**Problem statement**: Extract from the listing each line in which the word "this" appears.

Saved entries
- - -

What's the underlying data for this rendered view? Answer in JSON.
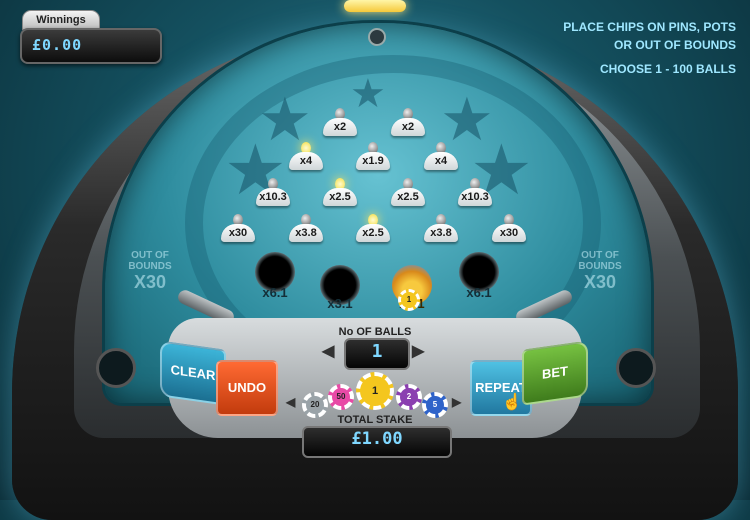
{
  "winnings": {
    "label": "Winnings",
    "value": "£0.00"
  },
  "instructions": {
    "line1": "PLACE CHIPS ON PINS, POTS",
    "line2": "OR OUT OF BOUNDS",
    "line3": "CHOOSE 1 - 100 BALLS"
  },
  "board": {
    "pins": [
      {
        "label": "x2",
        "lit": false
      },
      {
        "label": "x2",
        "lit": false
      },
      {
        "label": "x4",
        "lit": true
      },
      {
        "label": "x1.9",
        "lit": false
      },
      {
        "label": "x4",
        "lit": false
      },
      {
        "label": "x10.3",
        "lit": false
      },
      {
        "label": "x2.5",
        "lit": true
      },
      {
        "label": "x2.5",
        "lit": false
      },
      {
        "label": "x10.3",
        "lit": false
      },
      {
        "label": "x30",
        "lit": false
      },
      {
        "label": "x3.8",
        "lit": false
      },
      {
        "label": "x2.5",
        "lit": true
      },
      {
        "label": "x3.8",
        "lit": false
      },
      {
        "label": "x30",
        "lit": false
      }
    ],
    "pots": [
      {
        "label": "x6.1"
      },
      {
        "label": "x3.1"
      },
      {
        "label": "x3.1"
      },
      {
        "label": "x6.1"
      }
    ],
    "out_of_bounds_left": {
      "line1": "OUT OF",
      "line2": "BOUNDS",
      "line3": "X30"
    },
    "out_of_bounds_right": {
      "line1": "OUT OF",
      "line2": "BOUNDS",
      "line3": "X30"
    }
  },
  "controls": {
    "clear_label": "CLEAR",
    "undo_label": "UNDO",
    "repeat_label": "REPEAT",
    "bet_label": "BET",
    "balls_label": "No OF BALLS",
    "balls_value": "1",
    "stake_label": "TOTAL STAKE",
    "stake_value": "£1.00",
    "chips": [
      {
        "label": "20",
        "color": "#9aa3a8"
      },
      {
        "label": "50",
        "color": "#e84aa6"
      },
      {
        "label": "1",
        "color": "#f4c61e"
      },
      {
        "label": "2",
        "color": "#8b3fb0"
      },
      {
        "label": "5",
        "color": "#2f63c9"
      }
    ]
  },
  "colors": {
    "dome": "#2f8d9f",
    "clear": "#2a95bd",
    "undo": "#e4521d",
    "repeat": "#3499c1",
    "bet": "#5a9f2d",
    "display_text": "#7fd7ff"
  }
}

- - -

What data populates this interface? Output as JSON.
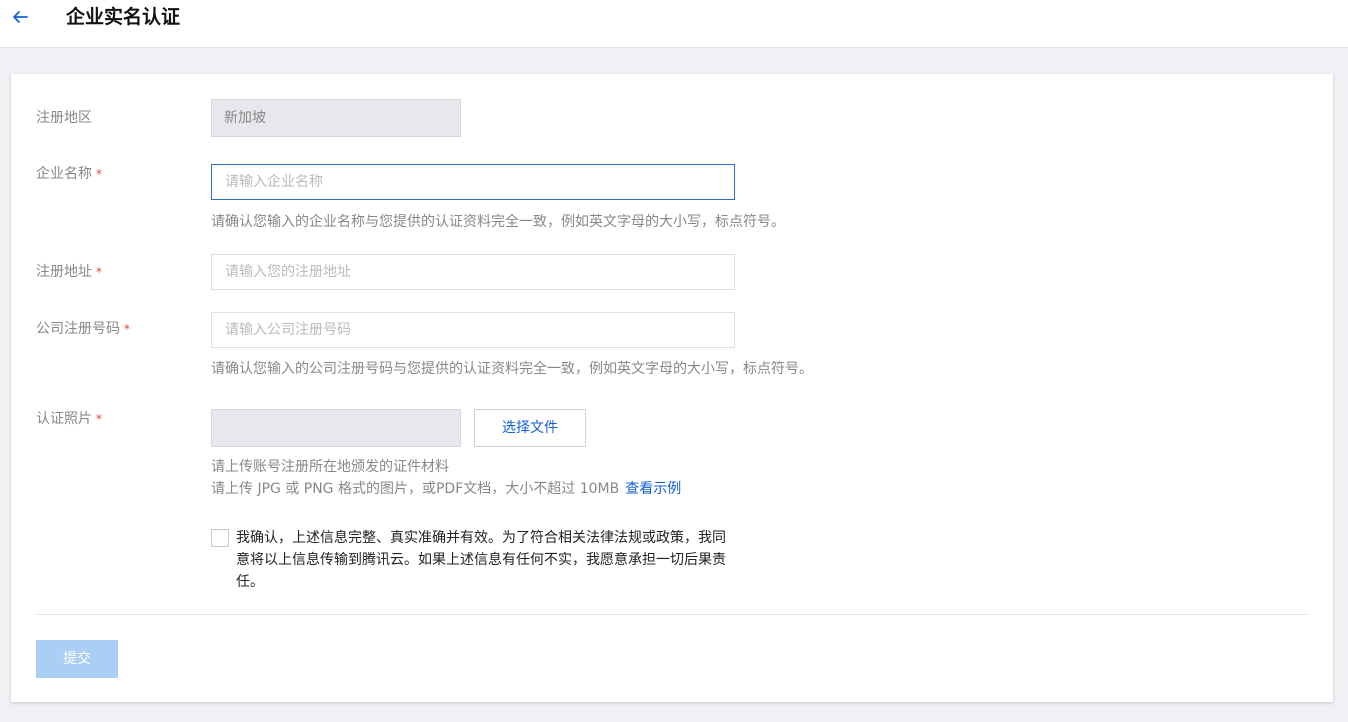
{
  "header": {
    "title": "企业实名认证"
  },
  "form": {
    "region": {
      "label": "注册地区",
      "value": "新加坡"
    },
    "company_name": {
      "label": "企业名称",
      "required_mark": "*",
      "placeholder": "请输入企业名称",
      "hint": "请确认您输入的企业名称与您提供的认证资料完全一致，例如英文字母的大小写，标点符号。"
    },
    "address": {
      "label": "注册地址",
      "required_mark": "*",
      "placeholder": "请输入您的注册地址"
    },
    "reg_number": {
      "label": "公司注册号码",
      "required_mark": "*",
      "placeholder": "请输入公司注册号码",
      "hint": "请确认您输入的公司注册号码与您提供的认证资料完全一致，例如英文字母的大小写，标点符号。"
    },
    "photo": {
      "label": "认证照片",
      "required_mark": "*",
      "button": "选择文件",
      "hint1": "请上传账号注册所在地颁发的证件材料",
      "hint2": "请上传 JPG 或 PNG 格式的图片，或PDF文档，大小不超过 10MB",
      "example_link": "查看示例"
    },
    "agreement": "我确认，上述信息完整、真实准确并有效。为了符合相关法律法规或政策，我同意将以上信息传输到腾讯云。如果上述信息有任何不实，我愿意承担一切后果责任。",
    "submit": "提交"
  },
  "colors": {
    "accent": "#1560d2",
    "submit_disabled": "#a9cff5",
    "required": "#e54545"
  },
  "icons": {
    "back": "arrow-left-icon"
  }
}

- - -

**Written response**:
What's the underlying data for this rendered view? Answer in JSON.
What data populates this interface? Output as JSON.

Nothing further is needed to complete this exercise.